_PROBLEM TO SOLVE_:
Copy each line below exactly and leave the pictures out.
* * * * * * *
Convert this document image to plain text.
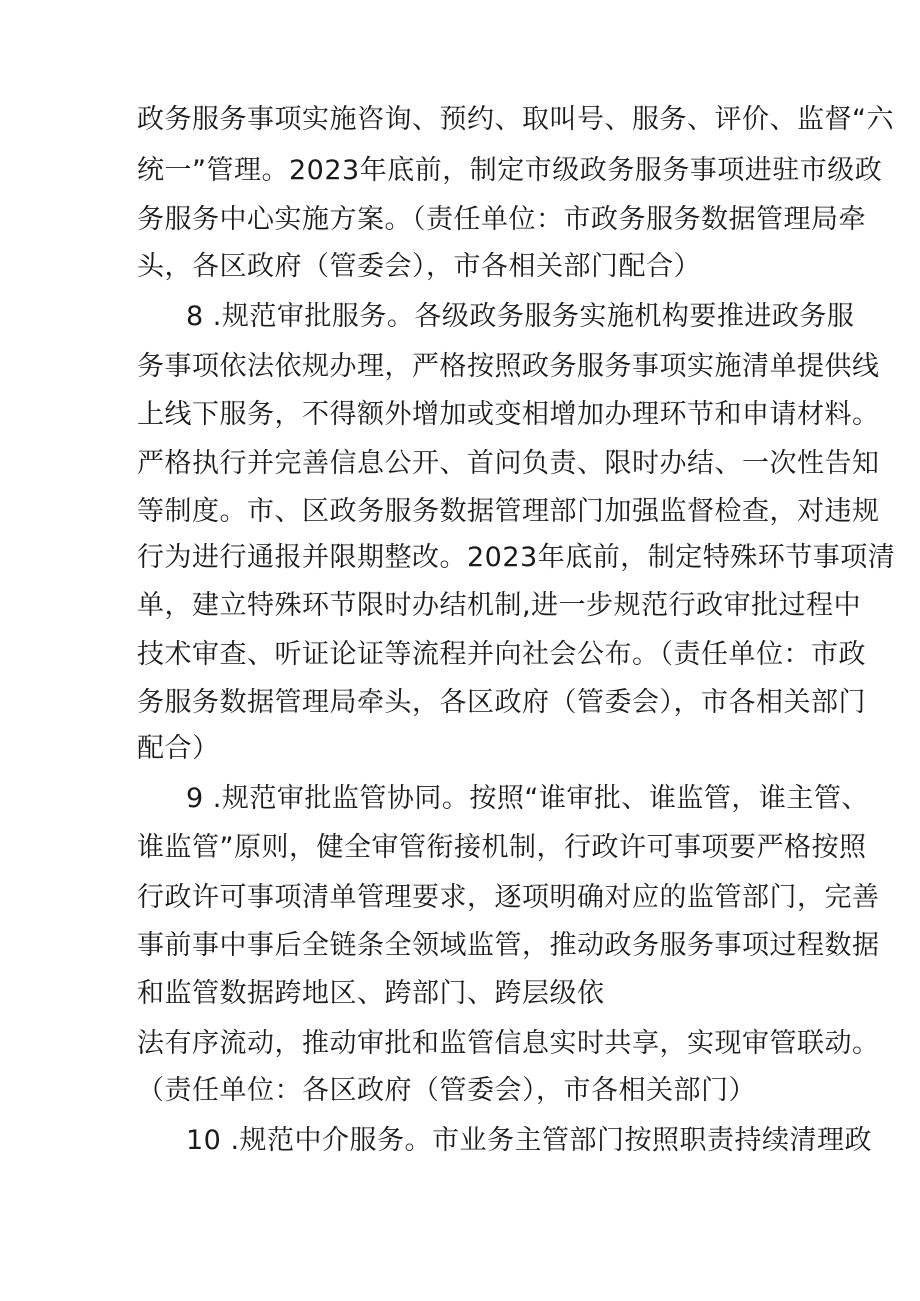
政务服务事项实施咨询、预约、取叫号、服务、评价、监督“六
统一”管理。2023年底前，制定市级政务服务事项进驻市级政
务服务中心实施方案。（责任单位：市政务服务数据管理局牵
头，各区政府（管委会），市各相关部门配合）
8 .规范审批服务。各级政务服务实施机构要推进政务服
务事项依法依规办理，严格按照政务服务事项实施清单提供线
上线下服务，不得额外增加或变相增加办理环节和申请材料。
严格执行并完善信息公开、首问负责、限时办结、一次性告知
等制度。市、区政务服务数据管理部门加强监督检查，对违规
行为进行通报并限期整改。2023年底前，制定特殊环节事项清
单，建立特殊环节限时办结机制,进一步规范行政审批过程中
技术审查、听证论证等流程并向社会公布。（责任单位：市政
务服务数据管理局牵头，各区政府（管委会），市各相关部门
配合）
9 .规范审批监管协同。按照“谁审批、谁监管，谁主管、
谁监管”原则，健全审管衔接机制，行政许可事项要严格按照
行政许可事项清单管理要求，逐项明确对应的监管部门，完善
事前事中事后全链条全领域监管，推动政务服务事项过程数据
和监管数据跨地区、跨部门、跨层级依
法有序流动，推动审批和监管信息实时共享，实现审管联动。
（责任单位：各区政府（管委会），市各相关部门）
10 .规范中介服务。市业务主管部门按照职责持续清理政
* * * * * * *
_FULL OUTPUT_:
Convert this document image to plain text.
政务服务事项实施咨询、预约、取叫号、服务、评价、监督“六
统一”管理。2023年底前，制定市级政务服务事项进驻市级政
务服务中心实施方案。（责任单位：市政务服务数据管理局牵
头，各区政府（管委会），市各相关部门配合）
8 .规范审批服务。各级政务服务实施机构要推进政务服
务事项依法依规办理，严格按照政务服务事项实施清单提供线
上线下服务，不得额外增加或变相增加办理环节和申请材料。
严格执行并完善信息公开、首问负责、限时办结、一次性告知
等制度。市、区政务服务数据管理部门加强监督检查，对违规
行为进行通报并限期整改。2023年底前，制定特殊环节事项清
单，建立特殊环节限时办结机制,进一步规范行政审批过程中
技术审查、听证论证等流程并向社会公布。（责任单位：市政
务服务数据管理局牵头，各区政府（管委会），市各相关部门
配合）
9 .规范审批监管协同。按照“谁审批、谁监管，谁主管、
谁监管”原则，健全审管衔接机制，行政许可事项要严格按照
行政许可事项清单管理要求，逐项明确对应的监管部门，完善
事前事中事后全链条全领域监管，推动政务服务事项过程数据
和监管数据跨地区、跨部门、跨层级依
法有序流动，推动审批和监管信息实时共享，实现审管联动。
（责任单位：各区政府（管委会），市各相关部门）
10 .规范中介服务。市业务主管部门按照职责持续清理政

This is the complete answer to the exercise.